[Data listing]
↓↓↓

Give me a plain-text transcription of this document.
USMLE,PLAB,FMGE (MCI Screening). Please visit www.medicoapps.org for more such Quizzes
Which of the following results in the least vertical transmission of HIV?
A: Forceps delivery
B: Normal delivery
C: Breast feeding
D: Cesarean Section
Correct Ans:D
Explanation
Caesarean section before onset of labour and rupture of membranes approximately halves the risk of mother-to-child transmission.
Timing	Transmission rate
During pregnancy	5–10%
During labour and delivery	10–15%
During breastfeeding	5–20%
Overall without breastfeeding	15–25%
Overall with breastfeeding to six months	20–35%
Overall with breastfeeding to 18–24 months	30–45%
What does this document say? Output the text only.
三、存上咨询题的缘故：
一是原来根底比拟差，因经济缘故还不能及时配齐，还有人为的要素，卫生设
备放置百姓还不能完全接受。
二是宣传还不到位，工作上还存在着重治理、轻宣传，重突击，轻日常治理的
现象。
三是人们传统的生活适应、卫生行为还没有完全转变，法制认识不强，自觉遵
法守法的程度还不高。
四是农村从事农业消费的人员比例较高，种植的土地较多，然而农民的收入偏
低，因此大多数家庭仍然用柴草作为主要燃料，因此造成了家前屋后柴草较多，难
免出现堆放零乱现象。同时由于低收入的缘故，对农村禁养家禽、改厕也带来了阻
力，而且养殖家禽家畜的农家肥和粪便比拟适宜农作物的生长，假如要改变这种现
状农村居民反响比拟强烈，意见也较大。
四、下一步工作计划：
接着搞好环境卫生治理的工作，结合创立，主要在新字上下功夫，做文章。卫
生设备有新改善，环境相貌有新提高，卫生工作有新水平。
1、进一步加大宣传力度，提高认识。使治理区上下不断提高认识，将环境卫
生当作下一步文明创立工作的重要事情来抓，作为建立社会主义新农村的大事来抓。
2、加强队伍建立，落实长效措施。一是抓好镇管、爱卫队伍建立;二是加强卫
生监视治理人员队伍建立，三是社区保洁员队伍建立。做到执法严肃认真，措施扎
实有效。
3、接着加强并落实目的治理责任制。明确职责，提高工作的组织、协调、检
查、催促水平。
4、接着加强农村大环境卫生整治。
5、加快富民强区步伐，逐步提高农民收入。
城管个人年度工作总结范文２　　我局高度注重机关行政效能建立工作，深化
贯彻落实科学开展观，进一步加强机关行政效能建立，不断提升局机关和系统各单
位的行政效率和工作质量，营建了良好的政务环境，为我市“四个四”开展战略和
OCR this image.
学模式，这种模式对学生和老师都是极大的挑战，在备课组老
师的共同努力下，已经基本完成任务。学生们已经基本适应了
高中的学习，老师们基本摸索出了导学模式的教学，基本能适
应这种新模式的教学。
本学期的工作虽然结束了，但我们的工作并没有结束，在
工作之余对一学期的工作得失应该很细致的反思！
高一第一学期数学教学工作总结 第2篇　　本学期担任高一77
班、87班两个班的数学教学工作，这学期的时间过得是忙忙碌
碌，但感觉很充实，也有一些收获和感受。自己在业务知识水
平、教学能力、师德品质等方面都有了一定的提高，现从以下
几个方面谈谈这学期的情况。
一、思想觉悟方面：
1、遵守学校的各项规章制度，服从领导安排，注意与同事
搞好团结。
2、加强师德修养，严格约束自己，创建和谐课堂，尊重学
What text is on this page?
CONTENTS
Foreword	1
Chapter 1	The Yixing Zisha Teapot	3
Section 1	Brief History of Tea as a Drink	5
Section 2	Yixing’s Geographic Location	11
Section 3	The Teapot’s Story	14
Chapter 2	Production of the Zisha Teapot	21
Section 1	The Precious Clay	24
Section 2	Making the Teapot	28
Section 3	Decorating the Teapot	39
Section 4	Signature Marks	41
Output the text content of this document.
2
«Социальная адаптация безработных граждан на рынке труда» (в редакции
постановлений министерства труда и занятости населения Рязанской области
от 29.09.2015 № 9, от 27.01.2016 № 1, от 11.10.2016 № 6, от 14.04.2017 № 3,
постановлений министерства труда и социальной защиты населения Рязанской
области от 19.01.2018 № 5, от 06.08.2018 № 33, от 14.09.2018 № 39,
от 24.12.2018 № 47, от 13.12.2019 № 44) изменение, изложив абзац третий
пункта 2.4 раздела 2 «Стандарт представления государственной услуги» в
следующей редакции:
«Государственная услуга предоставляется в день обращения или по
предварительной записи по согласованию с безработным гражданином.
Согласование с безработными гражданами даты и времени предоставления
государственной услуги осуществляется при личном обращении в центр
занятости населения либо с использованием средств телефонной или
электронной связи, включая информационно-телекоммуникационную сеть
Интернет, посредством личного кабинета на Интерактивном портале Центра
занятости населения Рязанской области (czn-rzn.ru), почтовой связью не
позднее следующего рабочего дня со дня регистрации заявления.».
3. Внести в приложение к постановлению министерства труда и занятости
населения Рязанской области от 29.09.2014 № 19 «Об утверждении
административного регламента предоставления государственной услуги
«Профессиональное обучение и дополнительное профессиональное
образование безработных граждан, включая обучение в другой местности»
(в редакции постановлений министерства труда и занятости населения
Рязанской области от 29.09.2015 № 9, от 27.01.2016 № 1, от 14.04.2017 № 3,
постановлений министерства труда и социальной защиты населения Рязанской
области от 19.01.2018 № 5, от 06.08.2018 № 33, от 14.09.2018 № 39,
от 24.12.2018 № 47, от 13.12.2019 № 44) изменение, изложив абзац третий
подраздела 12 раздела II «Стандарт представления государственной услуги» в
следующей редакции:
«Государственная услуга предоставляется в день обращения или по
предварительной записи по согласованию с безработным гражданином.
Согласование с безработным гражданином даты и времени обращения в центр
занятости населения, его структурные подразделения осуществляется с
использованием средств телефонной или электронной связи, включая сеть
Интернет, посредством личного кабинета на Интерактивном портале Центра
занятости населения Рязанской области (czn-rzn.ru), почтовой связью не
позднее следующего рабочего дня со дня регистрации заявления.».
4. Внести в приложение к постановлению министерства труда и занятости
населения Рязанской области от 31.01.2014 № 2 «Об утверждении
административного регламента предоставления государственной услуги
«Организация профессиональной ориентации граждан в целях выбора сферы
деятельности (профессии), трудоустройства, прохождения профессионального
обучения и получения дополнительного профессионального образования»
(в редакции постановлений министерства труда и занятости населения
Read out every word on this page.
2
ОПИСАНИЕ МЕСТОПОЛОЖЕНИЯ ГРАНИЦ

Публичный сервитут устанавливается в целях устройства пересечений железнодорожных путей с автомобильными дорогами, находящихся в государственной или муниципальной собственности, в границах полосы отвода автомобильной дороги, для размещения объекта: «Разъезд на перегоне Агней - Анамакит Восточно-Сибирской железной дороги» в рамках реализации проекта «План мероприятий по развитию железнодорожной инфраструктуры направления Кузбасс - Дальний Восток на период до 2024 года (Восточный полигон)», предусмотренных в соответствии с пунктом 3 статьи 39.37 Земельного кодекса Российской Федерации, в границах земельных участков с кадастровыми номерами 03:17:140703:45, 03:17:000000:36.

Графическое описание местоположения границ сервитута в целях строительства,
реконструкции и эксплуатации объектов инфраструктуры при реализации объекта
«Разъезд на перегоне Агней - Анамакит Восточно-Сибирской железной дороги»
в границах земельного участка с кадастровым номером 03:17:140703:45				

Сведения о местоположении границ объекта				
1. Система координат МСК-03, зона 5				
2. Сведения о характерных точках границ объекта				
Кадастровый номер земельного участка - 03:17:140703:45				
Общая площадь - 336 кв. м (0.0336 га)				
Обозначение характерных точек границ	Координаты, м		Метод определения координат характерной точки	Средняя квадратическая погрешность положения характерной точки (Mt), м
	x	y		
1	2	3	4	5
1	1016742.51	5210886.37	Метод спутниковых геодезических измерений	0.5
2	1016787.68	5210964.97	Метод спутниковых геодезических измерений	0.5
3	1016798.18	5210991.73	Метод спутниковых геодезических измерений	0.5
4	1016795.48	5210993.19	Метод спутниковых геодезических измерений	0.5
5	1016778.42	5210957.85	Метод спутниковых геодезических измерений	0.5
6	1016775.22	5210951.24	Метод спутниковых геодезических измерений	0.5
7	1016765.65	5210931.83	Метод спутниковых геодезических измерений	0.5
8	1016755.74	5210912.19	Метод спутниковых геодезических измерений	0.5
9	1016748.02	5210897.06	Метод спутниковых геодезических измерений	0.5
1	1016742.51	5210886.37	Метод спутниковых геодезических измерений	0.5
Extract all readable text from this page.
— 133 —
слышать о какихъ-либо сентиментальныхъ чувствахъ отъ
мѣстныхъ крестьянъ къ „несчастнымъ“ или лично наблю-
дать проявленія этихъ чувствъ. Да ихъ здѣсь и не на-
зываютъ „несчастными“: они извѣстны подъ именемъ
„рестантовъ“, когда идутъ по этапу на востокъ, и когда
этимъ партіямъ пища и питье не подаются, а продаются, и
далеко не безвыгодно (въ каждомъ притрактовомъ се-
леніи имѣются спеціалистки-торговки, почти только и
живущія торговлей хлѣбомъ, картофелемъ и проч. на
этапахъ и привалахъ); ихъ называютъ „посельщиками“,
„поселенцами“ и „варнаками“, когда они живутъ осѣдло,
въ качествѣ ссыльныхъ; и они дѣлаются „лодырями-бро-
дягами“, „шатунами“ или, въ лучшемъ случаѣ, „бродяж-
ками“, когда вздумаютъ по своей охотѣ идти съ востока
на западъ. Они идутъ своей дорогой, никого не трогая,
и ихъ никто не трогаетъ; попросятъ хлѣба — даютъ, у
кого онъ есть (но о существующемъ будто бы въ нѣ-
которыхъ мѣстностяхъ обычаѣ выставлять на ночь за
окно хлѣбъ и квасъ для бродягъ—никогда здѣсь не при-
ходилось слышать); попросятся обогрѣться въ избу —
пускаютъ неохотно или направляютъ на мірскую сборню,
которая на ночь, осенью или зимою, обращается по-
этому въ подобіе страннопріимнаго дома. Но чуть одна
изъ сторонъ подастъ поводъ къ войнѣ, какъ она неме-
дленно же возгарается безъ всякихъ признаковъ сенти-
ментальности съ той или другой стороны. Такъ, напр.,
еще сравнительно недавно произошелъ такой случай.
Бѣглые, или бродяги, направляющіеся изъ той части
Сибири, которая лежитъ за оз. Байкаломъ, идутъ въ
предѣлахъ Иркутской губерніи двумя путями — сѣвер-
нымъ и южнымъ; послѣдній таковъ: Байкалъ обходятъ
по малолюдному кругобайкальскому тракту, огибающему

↑↑↑

EXERCISE DIRECTIONS -
Find the lines containing "breastfeeding" and pull them out.

WRITTEN RESPONSE -
During breastfeeding	5–20%
Overall without breastfeeding	15–25%
Overall with breastfeeding to six months	20–35%
Overall with breastfeeding to 18–24 months	30–45%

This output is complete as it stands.